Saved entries
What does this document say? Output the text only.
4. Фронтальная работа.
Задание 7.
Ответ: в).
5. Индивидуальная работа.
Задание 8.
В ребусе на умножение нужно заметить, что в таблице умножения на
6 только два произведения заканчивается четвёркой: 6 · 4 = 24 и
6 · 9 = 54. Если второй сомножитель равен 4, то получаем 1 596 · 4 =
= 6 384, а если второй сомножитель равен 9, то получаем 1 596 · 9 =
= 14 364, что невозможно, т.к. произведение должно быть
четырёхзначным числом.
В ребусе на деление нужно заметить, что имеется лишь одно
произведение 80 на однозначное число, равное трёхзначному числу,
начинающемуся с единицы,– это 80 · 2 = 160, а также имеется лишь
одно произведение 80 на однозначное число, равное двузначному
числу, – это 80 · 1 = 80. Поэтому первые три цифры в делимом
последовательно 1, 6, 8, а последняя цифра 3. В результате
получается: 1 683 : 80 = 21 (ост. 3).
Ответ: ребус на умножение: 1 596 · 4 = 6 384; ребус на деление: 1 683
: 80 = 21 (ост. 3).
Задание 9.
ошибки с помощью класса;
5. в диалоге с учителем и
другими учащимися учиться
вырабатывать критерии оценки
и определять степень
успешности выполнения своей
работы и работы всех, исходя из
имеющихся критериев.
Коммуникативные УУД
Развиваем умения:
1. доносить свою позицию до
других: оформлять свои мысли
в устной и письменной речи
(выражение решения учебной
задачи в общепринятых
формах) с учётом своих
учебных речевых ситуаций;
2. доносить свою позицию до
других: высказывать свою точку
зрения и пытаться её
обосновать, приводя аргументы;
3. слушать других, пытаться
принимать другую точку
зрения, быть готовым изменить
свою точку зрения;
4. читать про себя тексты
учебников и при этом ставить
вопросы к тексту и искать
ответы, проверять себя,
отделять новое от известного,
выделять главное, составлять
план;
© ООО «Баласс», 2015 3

Given task = Would you write down every record again, exactly?

Solution for this exercise =
What does this document say? Output the text only.
4. Фронтальная работа.
Задание 7.
Ответ: в).
5. Индивидуальная работа.
Задание 8.
В ребусе на умножение нужно заметить, что в таблице умножения на
6 только два произведения заканчивается четвёркой: 6 · 4 = 24 и
6 · 9 = 54. Если второй сомножитель равен 4, то получаем 1 596 · 4 =
= 6 384, а если второй сомножитель равен 9, то получаем 1 596 · 9 =
= 14 364, что невозможно, т.к. произведение должно быть
четырёхзначным числом.
В ребусе на деление нужно заметить, что имеется лишь одно
произведение 80 на однозначное число, равное трёхзначному числу,
начинающемуся с единицы,– это 80 · 2 = 160, а также имеется лишь
одно произведение 80 на однозначное число, равное двузначному
числу, – это 80 · 1 = 80. Поэтому первые три цифры в делимом
последовательно 1, 6, 8, а последняя цифра 3. В результате
получается: 1 683 : 80 = 21 (ост. 3).
Ответ: ребус на умножение: 1 596 · 4 = 6 384; ребус на деление: 1 683
: 80 = 21 (ост. 3).
Задание 9.
ошибки с помощью класса;
5. в диалоге с учителем и
другими учащимися учиться
вырабатывать критерии оценки
и определять степень
успешности выполнения своей
работы и работы всех, исходя из
имеющихся критериев.
Коммуникативные УУД
Развиваем умения:
1. доносить свою позицию до
других: оформлять свои мысли
в устной и письменной речи
(выражение решения учебной
задачи в общепринятых
формах) с учётом своих
учебных речевых ситуаций;
2. доносить свою позицию до
других: высказывать свою точку
зрения и пытаться её
обосновать, приводя аргументы;
3. слушать других, пытаться
принимать другую точку
зрения, быть готовым изменить
свою точку зрения;
4. читать про себя тексты
учебников и при этом ставить
вопросы к тексту и искать
ответы, проверять себя,
отделять новое от известного,
выделять главное, составлять
план;
© ООО «Баласс», 2015 3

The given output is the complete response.